Record excerpts
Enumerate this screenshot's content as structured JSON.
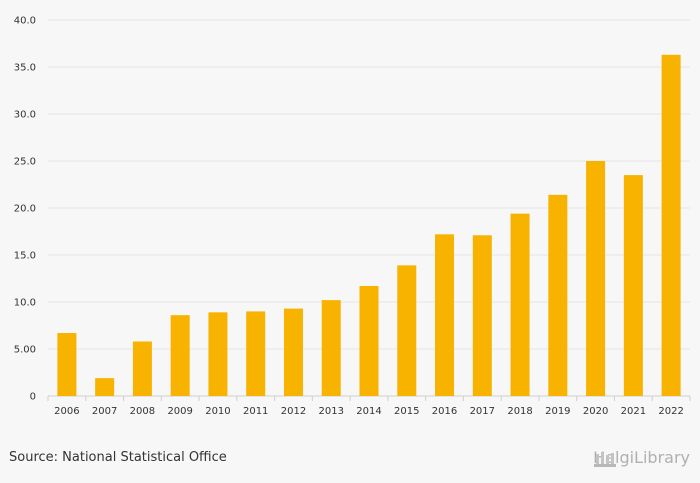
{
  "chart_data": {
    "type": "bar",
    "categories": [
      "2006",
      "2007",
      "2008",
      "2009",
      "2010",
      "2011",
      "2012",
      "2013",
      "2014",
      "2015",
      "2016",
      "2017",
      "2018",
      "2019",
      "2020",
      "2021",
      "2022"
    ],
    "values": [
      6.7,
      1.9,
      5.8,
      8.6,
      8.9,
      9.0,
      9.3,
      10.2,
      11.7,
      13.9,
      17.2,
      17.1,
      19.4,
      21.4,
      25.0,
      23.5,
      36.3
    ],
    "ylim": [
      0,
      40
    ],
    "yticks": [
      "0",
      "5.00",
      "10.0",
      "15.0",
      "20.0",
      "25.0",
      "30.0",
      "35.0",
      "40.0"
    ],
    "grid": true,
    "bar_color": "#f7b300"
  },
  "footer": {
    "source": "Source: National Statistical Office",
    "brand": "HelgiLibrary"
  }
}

==

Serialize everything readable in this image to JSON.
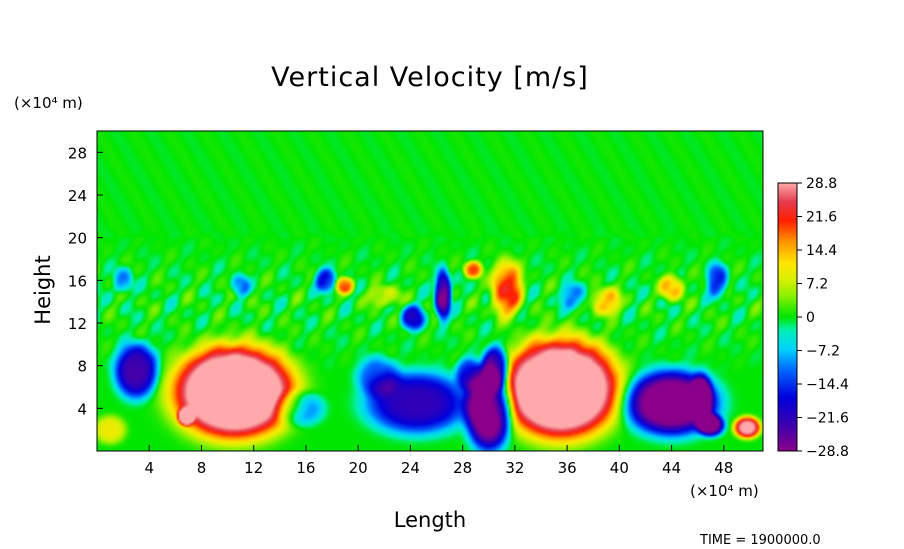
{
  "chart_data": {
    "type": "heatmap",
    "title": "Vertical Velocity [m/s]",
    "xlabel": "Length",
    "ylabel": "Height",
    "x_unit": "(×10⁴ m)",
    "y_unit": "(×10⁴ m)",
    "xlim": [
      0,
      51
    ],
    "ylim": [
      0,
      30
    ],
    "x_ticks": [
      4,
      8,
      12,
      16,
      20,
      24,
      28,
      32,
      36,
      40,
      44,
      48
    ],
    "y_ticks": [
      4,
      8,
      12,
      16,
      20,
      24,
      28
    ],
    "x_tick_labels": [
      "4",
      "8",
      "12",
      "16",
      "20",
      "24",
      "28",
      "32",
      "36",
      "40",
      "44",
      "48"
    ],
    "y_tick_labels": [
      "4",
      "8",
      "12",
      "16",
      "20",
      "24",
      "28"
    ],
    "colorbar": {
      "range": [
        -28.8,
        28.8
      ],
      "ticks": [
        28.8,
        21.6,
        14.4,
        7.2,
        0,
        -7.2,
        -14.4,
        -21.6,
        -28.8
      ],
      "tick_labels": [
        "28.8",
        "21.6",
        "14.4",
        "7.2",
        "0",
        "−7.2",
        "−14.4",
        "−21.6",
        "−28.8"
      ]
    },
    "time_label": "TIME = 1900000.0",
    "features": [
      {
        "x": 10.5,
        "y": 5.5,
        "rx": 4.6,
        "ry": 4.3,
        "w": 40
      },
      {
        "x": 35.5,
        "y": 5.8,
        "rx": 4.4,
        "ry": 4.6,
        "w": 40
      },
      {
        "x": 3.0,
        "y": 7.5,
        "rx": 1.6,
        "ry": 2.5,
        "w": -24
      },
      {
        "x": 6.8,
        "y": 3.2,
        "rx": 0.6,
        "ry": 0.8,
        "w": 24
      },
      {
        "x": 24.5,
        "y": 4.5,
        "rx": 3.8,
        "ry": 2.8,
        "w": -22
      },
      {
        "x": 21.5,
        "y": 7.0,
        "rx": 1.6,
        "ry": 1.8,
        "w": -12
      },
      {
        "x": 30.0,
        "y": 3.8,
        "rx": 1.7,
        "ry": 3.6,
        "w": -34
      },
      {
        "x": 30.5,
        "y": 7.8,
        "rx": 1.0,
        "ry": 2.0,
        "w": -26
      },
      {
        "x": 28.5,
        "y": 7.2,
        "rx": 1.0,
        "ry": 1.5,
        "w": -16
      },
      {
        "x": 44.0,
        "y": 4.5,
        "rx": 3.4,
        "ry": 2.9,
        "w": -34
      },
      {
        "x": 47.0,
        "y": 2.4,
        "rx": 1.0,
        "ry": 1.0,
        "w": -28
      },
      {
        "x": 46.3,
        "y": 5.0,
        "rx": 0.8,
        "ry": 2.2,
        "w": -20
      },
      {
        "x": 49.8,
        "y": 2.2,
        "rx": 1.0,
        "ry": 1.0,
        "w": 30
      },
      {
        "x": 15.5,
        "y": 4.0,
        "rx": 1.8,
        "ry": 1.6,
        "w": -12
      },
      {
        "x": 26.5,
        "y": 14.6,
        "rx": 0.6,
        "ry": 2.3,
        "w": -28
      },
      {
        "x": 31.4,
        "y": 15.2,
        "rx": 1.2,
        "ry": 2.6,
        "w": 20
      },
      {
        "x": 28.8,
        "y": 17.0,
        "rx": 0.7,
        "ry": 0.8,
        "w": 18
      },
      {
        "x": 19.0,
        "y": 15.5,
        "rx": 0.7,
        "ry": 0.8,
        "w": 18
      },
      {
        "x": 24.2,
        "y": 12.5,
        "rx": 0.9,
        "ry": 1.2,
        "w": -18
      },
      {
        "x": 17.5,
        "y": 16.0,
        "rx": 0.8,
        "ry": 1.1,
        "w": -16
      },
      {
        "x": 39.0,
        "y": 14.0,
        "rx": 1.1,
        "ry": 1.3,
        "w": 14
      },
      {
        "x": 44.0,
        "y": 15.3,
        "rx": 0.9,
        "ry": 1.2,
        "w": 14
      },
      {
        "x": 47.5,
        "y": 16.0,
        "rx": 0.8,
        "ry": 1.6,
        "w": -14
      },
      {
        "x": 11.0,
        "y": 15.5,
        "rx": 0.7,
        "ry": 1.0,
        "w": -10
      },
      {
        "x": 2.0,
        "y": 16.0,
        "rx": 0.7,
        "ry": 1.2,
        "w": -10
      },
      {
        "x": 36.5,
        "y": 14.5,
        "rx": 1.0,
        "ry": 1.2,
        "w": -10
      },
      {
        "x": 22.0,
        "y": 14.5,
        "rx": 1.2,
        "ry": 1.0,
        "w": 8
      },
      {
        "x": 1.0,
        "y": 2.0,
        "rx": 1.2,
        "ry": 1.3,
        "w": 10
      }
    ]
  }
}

What you will do
Out of the material above, select every line that holds the string "this".

Task output
Enumerate this screenshot's content as structured JSON.
Serialize everything readable in this image to JSON.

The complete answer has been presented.